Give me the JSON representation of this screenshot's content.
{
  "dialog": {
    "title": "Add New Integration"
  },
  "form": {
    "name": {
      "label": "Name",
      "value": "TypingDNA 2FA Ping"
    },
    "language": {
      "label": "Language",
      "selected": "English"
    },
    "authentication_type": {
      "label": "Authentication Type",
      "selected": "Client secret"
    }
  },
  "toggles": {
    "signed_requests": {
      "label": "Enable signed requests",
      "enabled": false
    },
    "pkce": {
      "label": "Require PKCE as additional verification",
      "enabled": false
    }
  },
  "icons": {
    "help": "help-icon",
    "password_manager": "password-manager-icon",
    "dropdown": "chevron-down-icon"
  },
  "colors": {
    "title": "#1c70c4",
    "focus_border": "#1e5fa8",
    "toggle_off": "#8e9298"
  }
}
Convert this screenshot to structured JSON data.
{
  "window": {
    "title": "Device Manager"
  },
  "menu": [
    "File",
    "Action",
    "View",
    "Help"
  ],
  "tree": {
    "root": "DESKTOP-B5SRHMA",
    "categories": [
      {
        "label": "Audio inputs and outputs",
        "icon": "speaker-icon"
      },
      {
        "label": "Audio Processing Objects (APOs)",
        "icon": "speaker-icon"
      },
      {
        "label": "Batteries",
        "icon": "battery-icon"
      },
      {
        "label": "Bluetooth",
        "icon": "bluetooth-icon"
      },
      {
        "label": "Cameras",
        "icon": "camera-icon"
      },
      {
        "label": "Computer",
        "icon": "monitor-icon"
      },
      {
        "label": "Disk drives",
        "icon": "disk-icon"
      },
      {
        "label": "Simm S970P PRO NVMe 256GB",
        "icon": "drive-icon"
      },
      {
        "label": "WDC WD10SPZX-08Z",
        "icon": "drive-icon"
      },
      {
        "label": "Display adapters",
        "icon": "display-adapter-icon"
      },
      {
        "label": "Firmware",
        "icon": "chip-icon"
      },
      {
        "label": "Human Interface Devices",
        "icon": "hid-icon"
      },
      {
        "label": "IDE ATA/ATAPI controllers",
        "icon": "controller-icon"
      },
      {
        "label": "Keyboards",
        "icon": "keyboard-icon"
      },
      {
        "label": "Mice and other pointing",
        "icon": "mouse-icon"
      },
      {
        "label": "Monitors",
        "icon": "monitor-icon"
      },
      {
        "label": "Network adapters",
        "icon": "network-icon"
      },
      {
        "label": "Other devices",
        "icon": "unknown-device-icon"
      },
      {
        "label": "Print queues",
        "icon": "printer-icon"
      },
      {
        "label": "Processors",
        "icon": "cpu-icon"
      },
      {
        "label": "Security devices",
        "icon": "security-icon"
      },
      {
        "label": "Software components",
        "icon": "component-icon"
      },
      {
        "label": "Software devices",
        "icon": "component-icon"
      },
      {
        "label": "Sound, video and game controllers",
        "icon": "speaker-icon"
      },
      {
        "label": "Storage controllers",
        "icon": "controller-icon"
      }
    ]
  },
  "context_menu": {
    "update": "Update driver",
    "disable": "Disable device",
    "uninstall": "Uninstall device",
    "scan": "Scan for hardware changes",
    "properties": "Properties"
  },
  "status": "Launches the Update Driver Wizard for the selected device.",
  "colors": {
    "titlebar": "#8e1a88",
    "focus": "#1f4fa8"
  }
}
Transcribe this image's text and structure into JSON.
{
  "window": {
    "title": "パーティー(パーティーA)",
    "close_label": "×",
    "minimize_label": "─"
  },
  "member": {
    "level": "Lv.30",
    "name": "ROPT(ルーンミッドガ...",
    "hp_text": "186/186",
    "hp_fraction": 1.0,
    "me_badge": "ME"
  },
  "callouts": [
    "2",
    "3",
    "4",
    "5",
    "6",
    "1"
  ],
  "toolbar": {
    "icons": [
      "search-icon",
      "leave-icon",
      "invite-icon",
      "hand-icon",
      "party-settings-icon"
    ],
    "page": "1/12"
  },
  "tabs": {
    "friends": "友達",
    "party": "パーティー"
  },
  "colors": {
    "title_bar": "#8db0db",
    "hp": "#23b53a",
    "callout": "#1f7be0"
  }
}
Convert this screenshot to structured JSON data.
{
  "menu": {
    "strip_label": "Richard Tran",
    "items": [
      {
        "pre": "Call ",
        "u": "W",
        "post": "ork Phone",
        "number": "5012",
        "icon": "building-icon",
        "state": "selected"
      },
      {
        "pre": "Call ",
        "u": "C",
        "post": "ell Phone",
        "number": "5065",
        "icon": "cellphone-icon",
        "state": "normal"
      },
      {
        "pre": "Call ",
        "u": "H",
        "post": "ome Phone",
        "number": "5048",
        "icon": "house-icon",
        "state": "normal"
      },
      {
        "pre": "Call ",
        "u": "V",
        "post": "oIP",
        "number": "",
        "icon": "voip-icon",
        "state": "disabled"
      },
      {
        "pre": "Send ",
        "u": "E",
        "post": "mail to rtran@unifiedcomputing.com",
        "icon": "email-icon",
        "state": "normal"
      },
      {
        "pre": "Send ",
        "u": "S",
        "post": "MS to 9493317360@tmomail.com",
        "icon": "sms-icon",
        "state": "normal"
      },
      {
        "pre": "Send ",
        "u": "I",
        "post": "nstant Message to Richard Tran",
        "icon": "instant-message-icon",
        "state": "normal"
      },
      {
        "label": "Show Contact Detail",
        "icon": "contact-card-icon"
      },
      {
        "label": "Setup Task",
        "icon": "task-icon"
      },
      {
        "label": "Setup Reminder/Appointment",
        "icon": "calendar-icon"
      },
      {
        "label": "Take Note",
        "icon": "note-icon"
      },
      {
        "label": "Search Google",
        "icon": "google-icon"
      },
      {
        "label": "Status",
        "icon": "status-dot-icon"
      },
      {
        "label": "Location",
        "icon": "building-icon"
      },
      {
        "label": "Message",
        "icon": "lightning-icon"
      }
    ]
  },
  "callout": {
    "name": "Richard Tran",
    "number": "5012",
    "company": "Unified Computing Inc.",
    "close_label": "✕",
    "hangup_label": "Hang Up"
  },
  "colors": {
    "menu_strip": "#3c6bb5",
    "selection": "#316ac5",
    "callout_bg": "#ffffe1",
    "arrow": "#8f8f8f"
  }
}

__WORK TO BE COMPLETED__:
Without leaving anything out, give the entries again exactly.

__RESPONSE__:
Give me the JSON representation of this screenshot's content.
{
  "dialog": {
    "title": "Add New Integration"
  },
  "form": {
    "name": {
      "label": "Name",
      "value": "TypingDNA 2FA Ping"
    },
    "language": {
      "label": "Language",
      "selected": "English"
    },
    "authentication_type": {
      "label": "Authentication Type",
      "selected": "Client secret"
    }
  },
  "toggles": {
    "signed_requests": {
      "label": "Enable signed requests",
      "enabled": false
    },
    "pkce": {
      "label": "Require PKCE as additional verification",
      "enabled": false
    }
  },
  "icons": {
    "help": "help-icon",
    "password_manager": "password-manager-icon",
    "dropdown": "chevron-down-icon"
  },
  "colors": {
    "title": "#1c70c4",
    "focus_border": "#1e5fa8",
    "toggle_off": "#8e9298"
  }
}
Convert this screenshot to structured JSON data.
{
  "window": {
    "title": "Device Manager"
  },
  "menu": [
    "File",
    "Action",
    "View",
    "Help"
  ],
  "tree": {
    "root": "DESKTOP-B5SRHMA",
    "categories": [
      {
        "label": "Audio inputs and outputs",
        "icon": "speaker-icon"
      },
      {
        "label": "Audio Processing Objects (APOs)",
        "icon": "speaker-icon"
      },
      {
        "label": "Batteries",
        "icon": "battery-icon"
      },
      {
        "label": "Bluetooth",
        "icon": "bluetooth-icon"
      },
      {
        "label": "Cameras",
        "icon": "camera-icon"
      },
      {
        "label": "Computer",
        "icon": "monitor-icon"
      },
      {
        "label": "Disk drives",
        "icon": "disk-icon"
      },
      {
        "label": "Simm S970P PRO NVMe 256GB",
        "icon": "drive-icon"
      },
      {
        "label": "WDC WD10SPZX-08Z",
        "icon": "drive-icon"
      },
      {
        "label": "Display adapters",
        "icon": "display-adapter-icon"
      },
      {
        "label": "Firmware",
        "icon": "chip-icon"
      },
      {
        "label": "Human Interface Devices",
        "icon": "hid-icon"
      },
      {
        "label": "IDE ATA/ATAPI controllers",
        "icon": "controller-icon"
      },
      {
        "label": "Keyboards",
        "icon": "keyboard-icon"
      },
      {
        "label": "Mice and other pointing",
        "icon": "mouse-icon"
      },
      {
        "label": "Monitors",
        "icon": "monitor-icon"
      },
      {
        "label": "Network adapters",
        "icon": "network-icon"
      },
      {
        "label": "Other devices",
        "icon": "unknown-device-icon"
      },
      {
        "label": "Print queues",
        "icon": "printer-icon"
      },
      {
        "label": "Processors",
        "icon": "cpu-icon"
      },
      {
        "label": "Security devices",
        "icon": "security-icon"
      },
      {
        "label": "Software components",
        "icon": "component-icon"
      },
      {
        "label": "Software devices",
        "icon": "component-icon"
      },
      {
        "label": "Sound, video and game controllers",
        "icon": "speaker-icon"
      },
      {
        "label": "Storage controllers",
        "icon": "controller-icon"
      }
    ]
  },
  "context_menu": {
    "update": "Update driver",
    "disable": "Disable device",
    "uninstall": "Uninstall device",
    "scan": "Scan for hardware changes",
    "properties": "Properties"
  },
  "status": "Launches the Update Driver Wizard for the selected device.",
  "colors": {
    "titlebar": "#8e1a88",
    "focus": "#1f4fa8"
  }
}
Transcribe this image's text and structure into JSON.
{
  "window": {
    "title": "パーティー(パーティーA)",
    "close_label": "×",
    "minimize_label": "─"
  },
  "member": {
    "level": "Lv.30",
    "name": "ROPT(ルーンミッドガ...",
    "hp_text": "186/186",
    "hp_fraction": 1.0,
    "me_badge": "ME"
  },
  "callouts": [
    "2",
    "3",
    "4",
    "5",
    "6",
    "1"
  ],
  "toolbar": {
    "icons": [
      "search-icon",
      "leave-icon",
      "invite-icon",
      "hand-icon",
      "party-settings-icon"
    ],
    "page": "1/12"
  },
  "tabs": {
    "friends": "友達",
    "party": "パーティー"
  },
  "colors": {
    "title_bar": "#8db0db",
    "hp": "#23b53a",
    "callout": "#1f7be0"
  }
}
Convert this screenshot to structured JSON data.
{
  "menu": {
    "strip_label": "Richard Tran",
    "items": [
      {
        "pre": "Call ",
        "u": "W",
        "post": "ork Phone",
        "number": "5012",
        "icon": "building-icon",
        "state": "selected"
      },
      {
        "pre": "Call ",
        "u": "C",
        "post": "ell Phone",
        "number": "5065",
        "icon": "cellphone-icon",
        "state": "normal"
      },
      {
        "pre": "Call ",
        "u": "H",
        "post": "ome Phone",
        "number": "5048",
        "icon": "house-icon",
        "state": "normal"
      },
      {
        "pre": "Call ",
        "u": "V",
        "post": "oIP",
        "number": "",
        "icon": "voip-icon",
        "state": "disabled"
      },
      {
        "pre": "Send ",
        "u": "E",
        "post": "mail to rtran@unifiedcomputing.com",
        "icon": "email-icon",
        "state": "normal"
      },
      {
        "pre": "Send ",
        "u": "S",
        "post": "MS to 9493317360@tmomail.com",
        "icon": "sms-icon",
        "state": "normal"
      },
      {
        "pre": "Send ",
        "u": "I",
        "post": "nstant Message to Richard Tran",
        "icon": "instant-message-icon",
        "state": "normal"
      },
      {
        "label": "Show Contact Detail",
        "icon": "contact-card-icon"
      },
      {
        "label": "Setup Task",
        "icon": "task-icon"
      },
      {
        "label": "Setup Reminder/Appointment",
        "icon": "calendar-icon"
      },
      {
        "label": "Take Note",
        "icon": "note-icon"
      },
      {
        "label": "Search Google",
        "icon": "google-icon"
      },
      {
        "label": "Status",
        "icon": "status-dot-icon"
      },
      {
        "label": "Location",
        "icon": "building-icon"
      },
      {
        "label": "Message",
        "icon": "lightning-icon"
      }
    ]
  },
  "callout": {
    "name": "Richard Tran",
    "number": "5012",
    "company": "Unified Computing Inc.",
    "close_label": "✕",
    "hangup_label": "Hang Up"
  },
  "colors": {
    "menu_strip": "#3c6bb5",
    "selection": "#316ac5",
    "callout_bg": "#ffffe1",
    "arrow": "#8f8f8f"
  }
}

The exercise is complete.